_Exercise goal_
Some lines in the records below may hold the word "content"; give the number of those lines and nothing else.

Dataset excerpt
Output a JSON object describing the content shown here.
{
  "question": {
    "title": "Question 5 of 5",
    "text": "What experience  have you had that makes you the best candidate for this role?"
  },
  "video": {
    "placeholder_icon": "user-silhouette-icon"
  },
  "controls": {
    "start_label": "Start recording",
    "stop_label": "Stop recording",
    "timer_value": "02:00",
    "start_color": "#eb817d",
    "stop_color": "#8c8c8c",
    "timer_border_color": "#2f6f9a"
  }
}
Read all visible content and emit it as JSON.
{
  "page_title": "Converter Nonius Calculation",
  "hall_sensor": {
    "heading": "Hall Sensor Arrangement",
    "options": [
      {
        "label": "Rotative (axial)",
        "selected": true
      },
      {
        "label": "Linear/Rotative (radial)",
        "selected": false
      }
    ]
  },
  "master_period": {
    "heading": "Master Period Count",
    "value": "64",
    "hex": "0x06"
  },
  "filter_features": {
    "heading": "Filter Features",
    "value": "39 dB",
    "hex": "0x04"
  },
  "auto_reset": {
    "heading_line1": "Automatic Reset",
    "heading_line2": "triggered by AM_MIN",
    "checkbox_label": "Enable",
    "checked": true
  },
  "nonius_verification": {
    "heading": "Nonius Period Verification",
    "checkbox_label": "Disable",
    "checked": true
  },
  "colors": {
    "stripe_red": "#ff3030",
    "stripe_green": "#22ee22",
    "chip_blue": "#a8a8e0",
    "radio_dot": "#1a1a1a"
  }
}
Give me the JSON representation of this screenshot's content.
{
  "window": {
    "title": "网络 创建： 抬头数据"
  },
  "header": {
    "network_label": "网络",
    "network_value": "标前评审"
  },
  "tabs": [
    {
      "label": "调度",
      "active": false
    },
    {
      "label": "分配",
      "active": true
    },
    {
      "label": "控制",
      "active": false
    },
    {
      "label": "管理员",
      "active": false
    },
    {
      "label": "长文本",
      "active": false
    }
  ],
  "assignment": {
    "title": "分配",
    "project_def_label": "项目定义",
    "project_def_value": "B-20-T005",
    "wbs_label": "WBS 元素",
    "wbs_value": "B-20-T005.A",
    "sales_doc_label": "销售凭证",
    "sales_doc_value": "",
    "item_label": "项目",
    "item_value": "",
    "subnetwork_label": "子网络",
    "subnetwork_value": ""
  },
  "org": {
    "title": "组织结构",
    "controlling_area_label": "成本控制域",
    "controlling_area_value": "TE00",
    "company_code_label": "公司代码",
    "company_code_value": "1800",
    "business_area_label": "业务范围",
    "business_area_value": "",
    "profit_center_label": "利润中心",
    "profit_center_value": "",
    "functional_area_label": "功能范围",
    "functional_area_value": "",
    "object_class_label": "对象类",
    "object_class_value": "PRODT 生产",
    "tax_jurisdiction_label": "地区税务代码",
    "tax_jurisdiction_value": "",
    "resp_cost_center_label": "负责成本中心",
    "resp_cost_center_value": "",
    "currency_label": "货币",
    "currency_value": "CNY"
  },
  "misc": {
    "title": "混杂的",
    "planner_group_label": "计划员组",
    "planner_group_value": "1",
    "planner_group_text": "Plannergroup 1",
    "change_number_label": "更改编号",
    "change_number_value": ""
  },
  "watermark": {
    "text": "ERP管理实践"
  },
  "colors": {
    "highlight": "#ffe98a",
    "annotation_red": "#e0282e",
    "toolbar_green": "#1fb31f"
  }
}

_Problem solution_
3